PROBLEM STATEMENT: Filter the records below and copy every line containing the word "style".

DATA RECORDS:
↓↓↓

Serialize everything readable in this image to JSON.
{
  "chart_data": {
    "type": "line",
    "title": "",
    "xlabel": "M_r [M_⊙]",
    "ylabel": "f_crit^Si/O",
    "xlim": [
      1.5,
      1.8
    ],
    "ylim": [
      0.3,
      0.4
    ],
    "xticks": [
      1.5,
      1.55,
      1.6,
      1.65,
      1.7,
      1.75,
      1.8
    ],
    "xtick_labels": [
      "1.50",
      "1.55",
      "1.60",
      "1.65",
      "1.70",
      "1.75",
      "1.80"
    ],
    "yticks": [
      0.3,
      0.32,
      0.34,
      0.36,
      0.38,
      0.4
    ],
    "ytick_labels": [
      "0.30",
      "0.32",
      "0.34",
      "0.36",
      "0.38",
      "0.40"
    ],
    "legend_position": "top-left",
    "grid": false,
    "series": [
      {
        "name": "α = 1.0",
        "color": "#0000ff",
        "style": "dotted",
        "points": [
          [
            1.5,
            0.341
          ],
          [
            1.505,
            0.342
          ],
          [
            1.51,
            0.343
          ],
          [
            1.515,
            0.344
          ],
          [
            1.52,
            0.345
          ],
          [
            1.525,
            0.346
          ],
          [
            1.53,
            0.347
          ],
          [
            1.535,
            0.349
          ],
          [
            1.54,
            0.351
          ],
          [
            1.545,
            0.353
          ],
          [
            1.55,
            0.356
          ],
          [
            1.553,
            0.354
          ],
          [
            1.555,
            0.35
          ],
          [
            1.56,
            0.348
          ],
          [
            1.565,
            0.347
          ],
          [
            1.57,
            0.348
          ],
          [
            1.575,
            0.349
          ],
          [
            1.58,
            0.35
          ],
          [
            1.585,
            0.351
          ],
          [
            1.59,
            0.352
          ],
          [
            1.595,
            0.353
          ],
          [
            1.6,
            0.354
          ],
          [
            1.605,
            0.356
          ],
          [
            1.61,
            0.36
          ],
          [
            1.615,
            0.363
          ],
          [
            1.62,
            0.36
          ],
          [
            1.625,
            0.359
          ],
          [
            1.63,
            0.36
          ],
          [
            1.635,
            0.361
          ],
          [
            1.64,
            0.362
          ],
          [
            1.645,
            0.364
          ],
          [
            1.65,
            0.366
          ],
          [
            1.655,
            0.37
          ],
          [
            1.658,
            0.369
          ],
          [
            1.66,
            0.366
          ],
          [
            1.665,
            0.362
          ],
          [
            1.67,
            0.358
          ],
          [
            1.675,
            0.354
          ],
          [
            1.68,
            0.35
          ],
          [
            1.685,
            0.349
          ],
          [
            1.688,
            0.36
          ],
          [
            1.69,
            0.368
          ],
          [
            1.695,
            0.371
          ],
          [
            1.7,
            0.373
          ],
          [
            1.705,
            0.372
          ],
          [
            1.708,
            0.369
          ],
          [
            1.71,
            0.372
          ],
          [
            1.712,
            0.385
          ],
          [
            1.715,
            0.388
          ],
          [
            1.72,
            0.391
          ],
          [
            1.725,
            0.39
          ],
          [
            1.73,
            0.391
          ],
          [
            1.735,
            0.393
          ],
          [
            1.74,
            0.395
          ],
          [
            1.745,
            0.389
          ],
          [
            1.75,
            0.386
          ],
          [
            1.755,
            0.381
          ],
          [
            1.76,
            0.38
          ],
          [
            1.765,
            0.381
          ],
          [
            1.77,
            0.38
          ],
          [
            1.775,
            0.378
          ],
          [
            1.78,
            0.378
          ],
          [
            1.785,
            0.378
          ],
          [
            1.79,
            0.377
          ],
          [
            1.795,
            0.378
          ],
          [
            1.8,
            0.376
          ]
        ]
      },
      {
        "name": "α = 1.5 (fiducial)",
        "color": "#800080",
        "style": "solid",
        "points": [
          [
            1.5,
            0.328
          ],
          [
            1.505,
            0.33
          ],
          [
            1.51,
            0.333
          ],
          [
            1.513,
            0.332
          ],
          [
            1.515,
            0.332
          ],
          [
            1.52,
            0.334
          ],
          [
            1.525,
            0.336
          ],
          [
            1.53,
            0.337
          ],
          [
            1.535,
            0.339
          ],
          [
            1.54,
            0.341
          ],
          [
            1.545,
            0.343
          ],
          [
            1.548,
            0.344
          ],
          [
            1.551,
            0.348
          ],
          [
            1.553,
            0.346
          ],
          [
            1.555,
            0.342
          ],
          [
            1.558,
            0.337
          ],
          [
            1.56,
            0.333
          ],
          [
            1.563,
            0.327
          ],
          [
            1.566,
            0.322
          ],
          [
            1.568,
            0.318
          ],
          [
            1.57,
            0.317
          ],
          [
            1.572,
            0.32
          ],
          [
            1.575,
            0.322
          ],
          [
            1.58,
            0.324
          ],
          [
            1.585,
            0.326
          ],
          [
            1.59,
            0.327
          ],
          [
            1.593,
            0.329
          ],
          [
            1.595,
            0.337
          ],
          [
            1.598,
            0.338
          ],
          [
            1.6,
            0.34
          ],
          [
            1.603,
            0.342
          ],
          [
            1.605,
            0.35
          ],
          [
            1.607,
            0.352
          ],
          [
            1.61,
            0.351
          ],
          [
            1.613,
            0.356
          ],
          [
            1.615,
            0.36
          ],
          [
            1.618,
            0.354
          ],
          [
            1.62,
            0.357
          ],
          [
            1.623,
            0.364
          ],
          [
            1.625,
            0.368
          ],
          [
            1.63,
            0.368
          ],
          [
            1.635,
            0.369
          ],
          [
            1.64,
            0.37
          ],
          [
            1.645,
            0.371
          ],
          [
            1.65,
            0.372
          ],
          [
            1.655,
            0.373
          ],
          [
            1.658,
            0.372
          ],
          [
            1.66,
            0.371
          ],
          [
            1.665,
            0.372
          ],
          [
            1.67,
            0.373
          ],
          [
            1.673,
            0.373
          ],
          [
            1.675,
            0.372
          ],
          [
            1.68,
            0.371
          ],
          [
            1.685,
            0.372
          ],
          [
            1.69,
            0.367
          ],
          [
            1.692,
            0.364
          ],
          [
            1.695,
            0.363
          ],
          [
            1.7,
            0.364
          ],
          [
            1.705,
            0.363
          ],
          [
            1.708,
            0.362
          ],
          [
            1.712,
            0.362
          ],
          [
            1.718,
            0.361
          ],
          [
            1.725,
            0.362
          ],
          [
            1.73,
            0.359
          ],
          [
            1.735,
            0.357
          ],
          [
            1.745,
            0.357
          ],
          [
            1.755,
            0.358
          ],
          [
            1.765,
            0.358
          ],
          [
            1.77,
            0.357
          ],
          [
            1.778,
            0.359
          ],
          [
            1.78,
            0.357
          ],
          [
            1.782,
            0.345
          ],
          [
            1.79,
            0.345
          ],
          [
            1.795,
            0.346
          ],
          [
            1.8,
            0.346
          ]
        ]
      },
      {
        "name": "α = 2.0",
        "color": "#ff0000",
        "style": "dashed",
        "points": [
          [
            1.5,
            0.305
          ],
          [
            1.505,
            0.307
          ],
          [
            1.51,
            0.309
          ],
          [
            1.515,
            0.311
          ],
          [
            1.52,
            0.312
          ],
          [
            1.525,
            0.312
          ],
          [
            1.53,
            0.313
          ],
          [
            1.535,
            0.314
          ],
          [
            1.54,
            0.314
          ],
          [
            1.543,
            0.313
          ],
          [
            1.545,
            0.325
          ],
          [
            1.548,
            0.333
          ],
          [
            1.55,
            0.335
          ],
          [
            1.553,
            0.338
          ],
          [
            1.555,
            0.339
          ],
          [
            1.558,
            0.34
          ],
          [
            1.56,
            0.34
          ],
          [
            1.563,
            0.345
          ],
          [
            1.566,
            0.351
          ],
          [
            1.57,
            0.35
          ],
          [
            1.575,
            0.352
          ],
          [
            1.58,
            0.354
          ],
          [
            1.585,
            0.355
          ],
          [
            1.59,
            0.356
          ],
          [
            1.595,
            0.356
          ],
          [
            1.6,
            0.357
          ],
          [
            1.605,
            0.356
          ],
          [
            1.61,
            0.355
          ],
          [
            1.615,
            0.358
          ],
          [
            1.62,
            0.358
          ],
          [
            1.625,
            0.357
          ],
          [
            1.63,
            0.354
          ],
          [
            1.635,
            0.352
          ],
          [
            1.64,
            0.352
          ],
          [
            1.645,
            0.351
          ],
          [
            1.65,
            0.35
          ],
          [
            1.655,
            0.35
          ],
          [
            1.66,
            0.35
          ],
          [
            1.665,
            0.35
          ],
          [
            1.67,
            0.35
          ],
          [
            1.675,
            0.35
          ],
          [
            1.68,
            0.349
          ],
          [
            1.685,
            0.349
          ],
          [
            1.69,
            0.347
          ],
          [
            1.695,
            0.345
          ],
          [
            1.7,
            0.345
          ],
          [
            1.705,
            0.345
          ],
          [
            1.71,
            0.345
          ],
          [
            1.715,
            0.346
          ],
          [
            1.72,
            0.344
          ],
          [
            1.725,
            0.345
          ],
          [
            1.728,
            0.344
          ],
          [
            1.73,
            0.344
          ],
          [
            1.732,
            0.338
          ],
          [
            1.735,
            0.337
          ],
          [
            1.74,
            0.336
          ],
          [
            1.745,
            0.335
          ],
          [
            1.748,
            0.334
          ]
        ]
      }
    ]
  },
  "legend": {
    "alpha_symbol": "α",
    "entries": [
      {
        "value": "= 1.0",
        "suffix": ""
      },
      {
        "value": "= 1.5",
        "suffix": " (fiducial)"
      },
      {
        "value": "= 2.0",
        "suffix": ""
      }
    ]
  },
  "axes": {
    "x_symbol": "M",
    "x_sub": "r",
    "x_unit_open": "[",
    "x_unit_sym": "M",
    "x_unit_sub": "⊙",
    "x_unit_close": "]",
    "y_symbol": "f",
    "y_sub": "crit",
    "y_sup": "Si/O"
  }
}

↑↑↑

OUTPUT BELOW:
        "style": "dotted",
        "style": "solid",
        "style": "dashed",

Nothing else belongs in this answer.